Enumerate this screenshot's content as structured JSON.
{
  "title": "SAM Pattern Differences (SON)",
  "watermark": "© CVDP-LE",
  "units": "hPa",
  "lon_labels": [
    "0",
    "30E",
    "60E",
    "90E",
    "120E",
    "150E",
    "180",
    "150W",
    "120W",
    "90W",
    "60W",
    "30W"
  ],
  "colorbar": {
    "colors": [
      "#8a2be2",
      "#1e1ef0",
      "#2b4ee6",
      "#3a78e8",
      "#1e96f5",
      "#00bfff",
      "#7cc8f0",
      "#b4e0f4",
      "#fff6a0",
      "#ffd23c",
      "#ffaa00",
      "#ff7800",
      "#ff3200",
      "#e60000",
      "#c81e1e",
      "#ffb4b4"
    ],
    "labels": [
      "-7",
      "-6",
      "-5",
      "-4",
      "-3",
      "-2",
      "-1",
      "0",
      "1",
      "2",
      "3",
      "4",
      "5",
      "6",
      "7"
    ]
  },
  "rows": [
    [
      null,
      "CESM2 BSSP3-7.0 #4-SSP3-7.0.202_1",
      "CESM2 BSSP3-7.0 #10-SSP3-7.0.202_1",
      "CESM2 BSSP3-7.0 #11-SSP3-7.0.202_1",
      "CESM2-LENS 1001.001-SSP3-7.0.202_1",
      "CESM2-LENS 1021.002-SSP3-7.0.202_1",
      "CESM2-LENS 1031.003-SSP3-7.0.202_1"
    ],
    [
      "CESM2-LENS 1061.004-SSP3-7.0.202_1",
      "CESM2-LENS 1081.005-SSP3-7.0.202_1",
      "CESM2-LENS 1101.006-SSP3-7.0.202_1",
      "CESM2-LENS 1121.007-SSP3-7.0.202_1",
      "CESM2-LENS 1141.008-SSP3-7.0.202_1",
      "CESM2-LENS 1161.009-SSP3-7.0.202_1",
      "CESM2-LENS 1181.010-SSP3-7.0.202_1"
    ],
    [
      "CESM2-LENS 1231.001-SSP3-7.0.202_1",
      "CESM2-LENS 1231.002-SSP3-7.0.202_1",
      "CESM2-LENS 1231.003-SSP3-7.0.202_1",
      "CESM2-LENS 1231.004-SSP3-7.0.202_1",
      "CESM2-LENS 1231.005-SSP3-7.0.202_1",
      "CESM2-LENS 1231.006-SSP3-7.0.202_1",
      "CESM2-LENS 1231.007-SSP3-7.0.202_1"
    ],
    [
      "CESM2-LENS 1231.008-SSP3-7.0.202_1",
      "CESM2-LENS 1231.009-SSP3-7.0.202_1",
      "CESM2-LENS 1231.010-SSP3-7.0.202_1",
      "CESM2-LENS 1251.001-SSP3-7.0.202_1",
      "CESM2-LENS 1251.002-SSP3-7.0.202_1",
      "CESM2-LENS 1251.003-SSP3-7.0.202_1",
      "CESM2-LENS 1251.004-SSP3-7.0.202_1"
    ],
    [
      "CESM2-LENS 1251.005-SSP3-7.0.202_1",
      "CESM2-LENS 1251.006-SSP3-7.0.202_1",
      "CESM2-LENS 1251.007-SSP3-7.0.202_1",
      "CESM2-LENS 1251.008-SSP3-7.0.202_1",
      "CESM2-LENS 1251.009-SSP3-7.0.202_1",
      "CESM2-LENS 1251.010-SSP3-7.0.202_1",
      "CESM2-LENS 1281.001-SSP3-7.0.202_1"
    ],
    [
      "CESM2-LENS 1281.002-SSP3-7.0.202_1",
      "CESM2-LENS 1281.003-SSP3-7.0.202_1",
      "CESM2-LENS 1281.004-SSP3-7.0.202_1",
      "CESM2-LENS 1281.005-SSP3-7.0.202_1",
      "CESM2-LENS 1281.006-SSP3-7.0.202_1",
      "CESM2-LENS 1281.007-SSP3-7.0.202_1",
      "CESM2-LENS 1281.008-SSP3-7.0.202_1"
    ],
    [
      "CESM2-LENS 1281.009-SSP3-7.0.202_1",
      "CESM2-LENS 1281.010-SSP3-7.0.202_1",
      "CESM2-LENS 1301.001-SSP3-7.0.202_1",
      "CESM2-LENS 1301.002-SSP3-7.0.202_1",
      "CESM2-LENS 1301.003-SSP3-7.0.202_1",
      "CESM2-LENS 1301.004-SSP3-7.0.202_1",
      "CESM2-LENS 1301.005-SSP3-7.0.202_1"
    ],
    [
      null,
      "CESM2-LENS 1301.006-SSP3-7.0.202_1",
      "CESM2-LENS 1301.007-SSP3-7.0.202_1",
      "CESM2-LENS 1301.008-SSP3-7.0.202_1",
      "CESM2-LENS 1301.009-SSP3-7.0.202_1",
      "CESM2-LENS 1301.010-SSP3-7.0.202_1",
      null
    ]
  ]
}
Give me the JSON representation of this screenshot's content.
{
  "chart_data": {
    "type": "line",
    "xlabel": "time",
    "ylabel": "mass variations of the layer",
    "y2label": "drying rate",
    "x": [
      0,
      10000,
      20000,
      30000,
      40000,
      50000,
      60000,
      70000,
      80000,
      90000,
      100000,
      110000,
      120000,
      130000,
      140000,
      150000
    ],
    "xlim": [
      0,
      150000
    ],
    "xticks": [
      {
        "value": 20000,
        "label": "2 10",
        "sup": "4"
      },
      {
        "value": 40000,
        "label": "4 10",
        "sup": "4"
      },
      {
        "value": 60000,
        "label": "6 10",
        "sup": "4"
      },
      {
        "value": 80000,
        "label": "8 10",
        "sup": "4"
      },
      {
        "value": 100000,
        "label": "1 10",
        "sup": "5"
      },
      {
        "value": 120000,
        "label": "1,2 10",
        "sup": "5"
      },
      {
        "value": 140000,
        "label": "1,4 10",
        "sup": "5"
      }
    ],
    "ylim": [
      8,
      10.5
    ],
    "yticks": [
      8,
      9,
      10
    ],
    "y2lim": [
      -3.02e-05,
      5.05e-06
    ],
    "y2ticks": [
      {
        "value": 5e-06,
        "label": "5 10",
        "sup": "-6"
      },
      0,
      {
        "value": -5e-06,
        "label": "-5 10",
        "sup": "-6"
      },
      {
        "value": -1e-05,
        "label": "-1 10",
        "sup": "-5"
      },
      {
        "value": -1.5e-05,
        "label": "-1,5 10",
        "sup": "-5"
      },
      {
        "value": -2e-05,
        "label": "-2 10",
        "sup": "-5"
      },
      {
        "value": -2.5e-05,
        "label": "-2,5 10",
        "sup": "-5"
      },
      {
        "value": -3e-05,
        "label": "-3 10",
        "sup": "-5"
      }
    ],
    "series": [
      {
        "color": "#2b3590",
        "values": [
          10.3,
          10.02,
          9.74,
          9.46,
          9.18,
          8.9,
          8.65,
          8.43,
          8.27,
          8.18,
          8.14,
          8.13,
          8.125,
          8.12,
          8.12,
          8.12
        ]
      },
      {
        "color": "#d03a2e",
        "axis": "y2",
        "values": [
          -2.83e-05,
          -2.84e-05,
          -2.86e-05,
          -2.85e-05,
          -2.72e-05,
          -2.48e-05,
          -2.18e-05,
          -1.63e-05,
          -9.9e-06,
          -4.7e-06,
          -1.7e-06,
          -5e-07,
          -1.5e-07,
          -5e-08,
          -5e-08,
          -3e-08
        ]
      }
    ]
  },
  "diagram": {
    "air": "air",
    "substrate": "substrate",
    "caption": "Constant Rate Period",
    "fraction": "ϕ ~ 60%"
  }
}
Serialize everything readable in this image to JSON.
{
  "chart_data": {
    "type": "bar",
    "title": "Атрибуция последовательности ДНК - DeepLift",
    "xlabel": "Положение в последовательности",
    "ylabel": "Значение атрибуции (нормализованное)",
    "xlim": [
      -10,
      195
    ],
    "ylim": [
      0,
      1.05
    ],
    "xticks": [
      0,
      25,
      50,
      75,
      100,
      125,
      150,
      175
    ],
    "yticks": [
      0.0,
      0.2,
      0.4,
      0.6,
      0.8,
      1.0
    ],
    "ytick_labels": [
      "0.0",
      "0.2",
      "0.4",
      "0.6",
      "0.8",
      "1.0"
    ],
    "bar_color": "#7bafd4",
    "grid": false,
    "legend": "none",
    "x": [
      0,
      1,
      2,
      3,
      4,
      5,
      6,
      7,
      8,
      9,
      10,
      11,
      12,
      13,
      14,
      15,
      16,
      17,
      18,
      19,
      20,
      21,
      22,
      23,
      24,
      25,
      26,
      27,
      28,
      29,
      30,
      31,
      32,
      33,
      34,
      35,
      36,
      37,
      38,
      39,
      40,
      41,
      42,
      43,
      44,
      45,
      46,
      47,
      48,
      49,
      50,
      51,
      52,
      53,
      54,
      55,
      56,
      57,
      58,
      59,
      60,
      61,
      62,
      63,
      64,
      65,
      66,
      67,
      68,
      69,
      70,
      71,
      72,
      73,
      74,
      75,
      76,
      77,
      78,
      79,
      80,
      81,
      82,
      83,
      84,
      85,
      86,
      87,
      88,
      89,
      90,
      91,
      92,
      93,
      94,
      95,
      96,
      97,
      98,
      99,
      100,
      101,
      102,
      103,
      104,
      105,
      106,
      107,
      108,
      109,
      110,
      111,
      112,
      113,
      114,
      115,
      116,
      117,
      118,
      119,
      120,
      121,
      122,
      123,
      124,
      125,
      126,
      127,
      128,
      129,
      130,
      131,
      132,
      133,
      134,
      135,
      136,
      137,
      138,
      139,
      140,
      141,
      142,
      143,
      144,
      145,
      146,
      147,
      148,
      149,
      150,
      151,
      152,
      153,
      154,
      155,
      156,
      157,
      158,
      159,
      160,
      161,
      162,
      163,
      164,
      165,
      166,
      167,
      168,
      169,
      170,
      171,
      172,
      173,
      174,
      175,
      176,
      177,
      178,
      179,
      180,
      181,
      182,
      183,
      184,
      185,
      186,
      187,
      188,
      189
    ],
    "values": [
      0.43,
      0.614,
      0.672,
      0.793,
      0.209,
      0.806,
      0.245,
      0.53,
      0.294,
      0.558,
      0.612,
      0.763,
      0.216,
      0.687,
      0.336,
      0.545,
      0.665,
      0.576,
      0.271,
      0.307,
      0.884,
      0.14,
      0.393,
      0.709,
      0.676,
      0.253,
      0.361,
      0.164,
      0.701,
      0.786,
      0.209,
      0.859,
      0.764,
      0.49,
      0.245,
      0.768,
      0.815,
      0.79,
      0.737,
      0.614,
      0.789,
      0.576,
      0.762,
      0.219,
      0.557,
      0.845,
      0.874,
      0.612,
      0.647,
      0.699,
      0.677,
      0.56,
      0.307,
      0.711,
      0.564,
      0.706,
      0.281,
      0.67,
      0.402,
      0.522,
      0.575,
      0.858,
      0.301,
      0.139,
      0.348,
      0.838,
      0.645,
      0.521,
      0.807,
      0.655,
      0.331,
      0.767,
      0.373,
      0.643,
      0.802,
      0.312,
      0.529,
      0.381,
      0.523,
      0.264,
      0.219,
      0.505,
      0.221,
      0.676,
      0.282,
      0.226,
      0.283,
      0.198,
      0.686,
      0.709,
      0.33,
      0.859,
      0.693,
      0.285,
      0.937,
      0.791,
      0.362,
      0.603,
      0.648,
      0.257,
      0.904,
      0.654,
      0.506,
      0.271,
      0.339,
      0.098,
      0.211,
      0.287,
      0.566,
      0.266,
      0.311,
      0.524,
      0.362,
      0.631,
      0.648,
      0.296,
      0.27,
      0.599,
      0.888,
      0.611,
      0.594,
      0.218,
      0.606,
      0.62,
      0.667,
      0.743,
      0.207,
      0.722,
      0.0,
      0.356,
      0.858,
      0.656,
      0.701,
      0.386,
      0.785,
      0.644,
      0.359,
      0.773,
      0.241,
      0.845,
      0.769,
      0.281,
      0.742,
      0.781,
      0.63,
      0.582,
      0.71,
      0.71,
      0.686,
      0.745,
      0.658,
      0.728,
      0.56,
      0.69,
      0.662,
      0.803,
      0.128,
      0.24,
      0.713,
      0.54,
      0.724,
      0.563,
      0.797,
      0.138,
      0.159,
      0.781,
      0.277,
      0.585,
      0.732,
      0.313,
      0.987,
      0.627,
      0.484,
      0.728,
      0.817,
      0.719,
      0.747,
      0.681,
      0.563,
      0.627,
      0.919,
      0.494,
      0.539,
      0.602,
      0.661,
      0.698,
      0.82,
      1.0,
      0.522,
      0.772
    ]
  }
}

§ §

- Work required
List all lines in the material containing the string "content".

- Answer in full
Enumerate this screenshot's content as structured JSON.
Give me the JSON representation of this screenshot's content.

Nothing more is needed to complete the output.